List each line in the data below that contains the string "icon".

** START OF Provided records **

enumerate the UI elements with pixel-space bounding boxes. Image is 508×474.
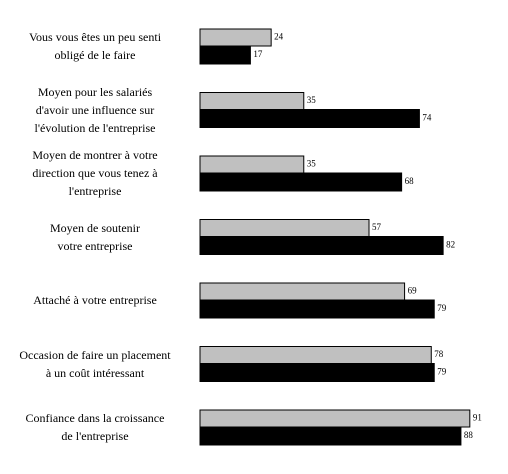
category-label: Occasion de faire un placement à un coût… <box>19 347 171 380</box>
category-label: Moyen pour les salariés d'avoir une infl… <box>34 84 156 135</box>
bar <box>199 409 471 428</box>
bar <box>199 155 305 174</box>
value-label: 74 <box>422 113 432 123</box>
value-label: 79 <box>437 303 447 313</box>
bar <box>199 28 272 47</box>
category-label: Vous vous êtes un peu senti obligé de le… <box>28 30 162 62</box>
category-label: Attaché à votre entreprise <box>33 293 157 307</box>
bar <box>199 45 251 65</box>
category-label: Moyen de montrer à votre direction que v… <box>32 148 158 198</box>
bar <box>199 363 435 382</box>
bar <box>199 426 462 446</box>
value-label: 57 <box>372 222 382 232</box>
category-label: Moyen de soutenir votre entreprise <box>50 220 140 253</box>
bar <box>199 219 370 237</box>
value-label: 78 <box>434 349 444 359</box>
bar <box>199 109 420 128</box>
value-label: 82 <box>446 240 455 250</box>
value-label: 88 <box>464 430 474 440</box>
bar <box>199 346 432 364</box>
value-label: 68 <box>405 176 415 186</box>
bar <box>199 172 403 192</box>
value-label: 35 <box>307 95 317 105</box>
bar <box>199 299 435 319</box>
bar <box>199 282 406 301</box>
value-label: 91 <box>473 413 482 423</box>
bar <box>199 236 444 255</box>
value-label: 69 <box>408 286 418 296</box>
value-label: 24 <box>274 32 284 42</box>
value-label: 35 <box>307 159 317 169</box>
bar <box>199 92 305 110</box>
value-label: 17 <box>253 49 263 59</box>
category-label: Confiance dans la croissance de l'entrep… <box>25 411 165 443</box>
value-label: 79 <box>437 367 447 377</box>
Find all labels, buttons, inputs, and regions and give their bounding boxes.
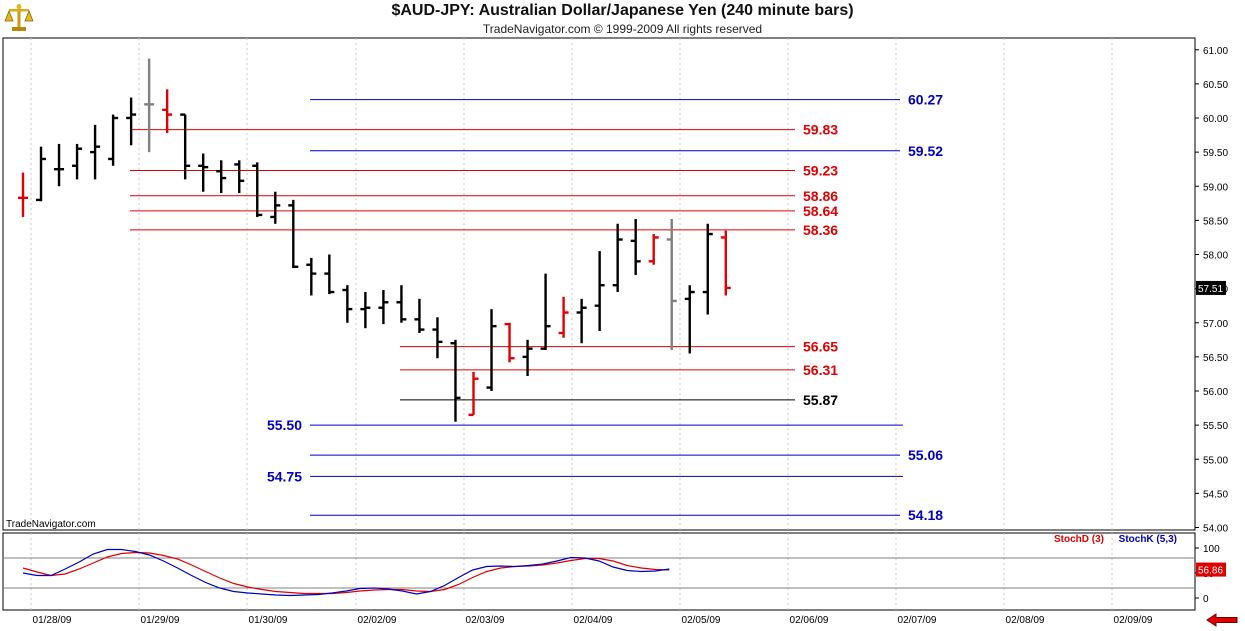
- stochastic-panel: [2, 532, 1196, 611]
- ohlc-bar: [504, 322, 515, 363]
- ohlc-bar: [288, 199, 299, 269]
- price-tick-label: 59.50: [1203, 148, 1228, 159]
- price-tick-label: 60.50: [1203, 80, 1228, 91]
- x-tick-label: 01/28/09: [33, 615, 72, 626]
- ohlc-bar: [414, 298, 425, 333]
- price-tick-label: 57.00: [1203, 319, 1228, 330]
- level-label: 60.27: [908, 92, 943, 108]
- ohlc-bar: [36, 146, 47, 202]
- ohlc-bar: [162, 89, 173, 134]
- last-price-marker: [1196, 280, 1226, 295]
- level-label: 58.86: [803, 188, 838, 204]
- price-tick-label: 54.00: [1203, 524, 1228, 535]
- ohlc-bar: [306, 257, 317, 296]
- price-tick-label: 59.00: [1203, 182, 1228, 193]
- level-label: 59.52: [908, 143, 943, 159]
- x-tick-label: 01/29/09: [141, 615, 180, 626]
- level-label: 58.36: [803, 222, 838, 238]
- level-label: 56.31: [803, 362, 838, 378]
- ohlc-bar: [198, 153, 209, 192]
- copyright-subtitle: TradeNavigator.com © 1999-2009 All right…: [482, 22, 763, 36]
- x-tick-label: 01/30/09: [249, 615, 288, 626]
- stoch-d-line: [22, 551, 670, 595]
- level-label: 54.75: [267, 468, 302, 484]
- stoch-tick-label: 0: [1203, 594, 1209, 605]
- stoch-last-label: 56.86: [1198, 566, 1223, 577]
- watermark-text: TradeNavigator.com: [6, 519, 96, 530]
- stoch-k-line: [22, 548, 670, 597]
- ohlc-bar: [432, 317, 443, 359]
- level-label: 55.06: [908, 447, 943, 463]
- x-tick-label: 02/02/09: [358, 615, 397, 626]
- ohlc-bar: [612, 223, 623, 293]
- ohlc-bar: [666, 219, 677, 351]
- stoch-d-legend: StochD (3): [1054, 534, 1104, 545]
- stoch-last-marker: [1196, 562, 1226, 577]
- level-label: 56.65: [803, 339, 838, 355]
- ohlc-bar: [396, 285, 407, 323]
- ohlc-bar: [216, 160, 227, 194]
- price-tick-label: 56.00: [1203, 387, 1228, 398]
- ohlc-bar: [342, 285, 353, 323]
- ohlc-bar: [18, 172, 28, 217]
- price-tick-label: 55.50: [1203, 421, 1228, 432]
- price-tick-label: 58.50: [1203, 216, 1228, 227]
- price-tick-label: 55.00: [1203, 455, 1228, 466]
- price-tick-label: 54.50: [1203, 489, 1228, 500]
- ohlc-bar: [180, 113, 191, 180]
- ohlc-bar: [90, 124, 101, 180]
- ohlc-bar: [486, 309, 497, 391]
- x-tick-label: 02/09/09: [1114, 615, 1153, 626]
- ohlc-bar: [108, 114, 119, 166]
- x-tick-label: 02/08/09: [1006, 615, 1045, 626]
- ohlc-bar: [378, 289, 389, 325]
- ohlc-bar: [72, 143, 83, 180]
- ohlc-bar: [648, 234, 659, 265]
- price-tick-label: 60.00: [1203, 114, 1228, 125]
- ohlc-bar: [684, 285, 695, 354]
- ohlc-bar: [468, 371, 479, 417]
- ohlc-bar: [522, 339, 533, 376]
- x-tick-label: 02/03/09: [466, 615, 505, 626]
- ohlc-bar: [576, 298, 587, 344]
- ohlc-bar: [144, 58, 155, 153]
- scales-logo-icon[interactable]: [4, 3, 34, 33]
- level-label: 59.83: [803, 122, 838, 138]
- back-arrow-icon[interactable]: [1206, 613, 1238, 627]
- ohlc-bar: [270, 191, 281, 224]
- x-tick-label: 02/07/09: [898, 615, 937, 626]
- ohlc-bar: [234, 160, 245, 194]
- ohlc-bar: [126, 97, 137, 146]
- ohlc-bar: [594, 251, 605, 331]
- x-tick-label: 02/04/09: [574, 615, 613, 626]
- level-label: 59.23: [803, 163, 838, 179]
- price-tick-label: 61.00: [1203, 46, 1228, 57]
- level-label: 55.87: [803, 392, 838, 408]
- ohlc-bar: [540, 273, 551, 351]
- level-label: 54.18: [908, 507, 943, 523]
- level-label: 58.64: [803, 203, 838, 219]
- x-tick-label: 02/06/09: [790, 615, 829, 626]
- price-tick-label: 56.50: [1203, 353, 1228, 364]
- chart-title: $AUD-JPY: Australian Dollar/Japanese Yen…: [391, 2, 854, 19]
- ohlc-bar: [324, 254, 335, 295]
- ohlc-bar: [54, 143, 65, 187]
- ohlc-bar: [450, 339, 461, 422]
- stoch-k-legend: StochK (5,3): [1119, 534, 1177, 545]
- price-tick-label: 58.00: [1203, 251, 1228, 262]
- level-label: 55.50: [267, 417, 302, 433]
- ohlc-bar: [360, 292, 371, 329]
- ohlc-bar: [720, 230, 731, 296]
- x-tick-label: 02/05/09: [682, 615, 721, 626]
- last-price-label: 57.51: [1198, 284, 1223, 295]
- ohlc-bar: [558, 296, 569, 338]
- stoch-tick-label: 100: [1203, 544, 1220, 555]
- ohlc-bar: [702, 223, 713, 315]
- ohlc-bar: [630, 219, 641, 275]
- ohlc-bar: [252, 162, 263, 217]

** END OF Provided records **

Correct result
- scales-logo-icon[interactable]: [4, 3, 34, 33]
- back-arrow-icon[interactable]: [1206, 613, 1238, 627]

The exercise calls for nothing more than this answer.